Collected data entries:
▼▼▼

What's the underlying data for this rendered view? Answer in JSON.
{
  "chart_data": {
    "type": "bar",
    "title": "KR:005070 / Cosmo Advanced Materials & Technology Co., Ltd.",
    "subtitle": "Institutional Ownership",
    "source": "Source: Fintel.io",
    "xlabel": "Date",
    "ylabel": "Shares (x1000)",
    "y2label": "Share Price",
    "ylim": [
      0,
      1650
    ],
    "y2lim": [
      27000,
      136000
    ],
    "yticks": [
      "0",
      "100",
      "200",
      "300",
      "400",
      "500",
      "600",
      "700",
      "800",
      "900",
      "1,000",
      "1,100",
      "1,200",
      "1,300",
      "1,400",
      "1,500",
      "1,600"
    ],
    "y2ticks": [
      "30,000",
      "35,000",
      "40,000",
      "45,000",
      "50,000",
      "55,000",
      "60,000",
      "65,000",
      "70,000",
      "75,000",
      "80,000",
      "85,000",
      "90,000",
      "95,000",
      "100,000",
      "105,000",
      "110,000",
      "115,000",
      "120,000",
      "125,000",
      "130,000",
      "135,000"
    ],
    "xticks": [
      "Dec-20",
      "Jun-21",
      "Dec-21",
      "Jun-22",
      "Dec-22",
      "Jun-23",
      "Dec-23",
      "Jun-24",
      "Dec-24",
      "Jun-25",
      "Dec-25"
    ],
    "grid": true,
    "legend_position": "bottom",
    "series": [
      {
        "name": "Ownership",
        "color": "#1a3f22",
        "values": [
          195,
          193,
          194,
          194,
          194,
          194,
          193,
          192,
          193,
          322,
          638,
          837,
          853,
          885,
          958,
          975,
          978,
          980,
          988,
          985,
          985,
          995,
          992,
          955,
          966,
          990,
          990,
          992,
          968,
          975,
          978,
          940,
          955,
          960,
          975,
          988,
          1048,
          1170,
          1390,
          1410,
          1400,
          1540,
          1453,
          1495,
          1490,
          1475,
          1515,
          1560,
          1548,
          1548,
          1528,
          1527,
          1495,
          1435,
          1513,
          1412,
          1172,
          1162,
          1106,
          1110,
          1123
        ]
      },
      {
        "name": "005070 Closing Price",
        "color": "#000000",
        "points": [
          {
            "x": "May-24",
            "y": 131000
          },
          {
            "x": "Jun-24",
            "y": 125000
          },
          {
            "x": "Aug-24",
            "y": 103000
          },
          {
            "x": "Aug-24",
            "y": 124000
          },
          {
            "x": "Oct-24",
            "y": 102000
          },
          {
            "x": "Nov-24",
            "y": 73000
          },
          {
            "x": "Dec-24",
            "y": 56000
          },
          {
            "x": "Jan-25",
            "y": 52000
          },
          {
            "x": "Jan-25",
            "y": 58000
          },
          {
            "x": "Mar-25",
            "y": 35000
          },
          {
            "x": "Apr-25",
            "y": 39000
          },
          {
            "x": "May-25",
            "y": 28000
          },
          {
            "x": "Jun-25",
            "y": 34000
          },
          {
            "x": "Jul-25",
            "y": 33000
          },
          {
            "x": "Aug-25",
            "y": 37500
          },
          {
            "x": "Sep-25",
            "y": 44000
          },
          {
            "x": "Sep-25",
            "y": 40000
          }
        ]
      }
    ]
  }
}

▲▲▲

PROBLEM STATEMENT: Count the lines of the listing above that include the word "Price" and state the total with nothing else.

SOLUTION FOR THIS EXERCISE: 2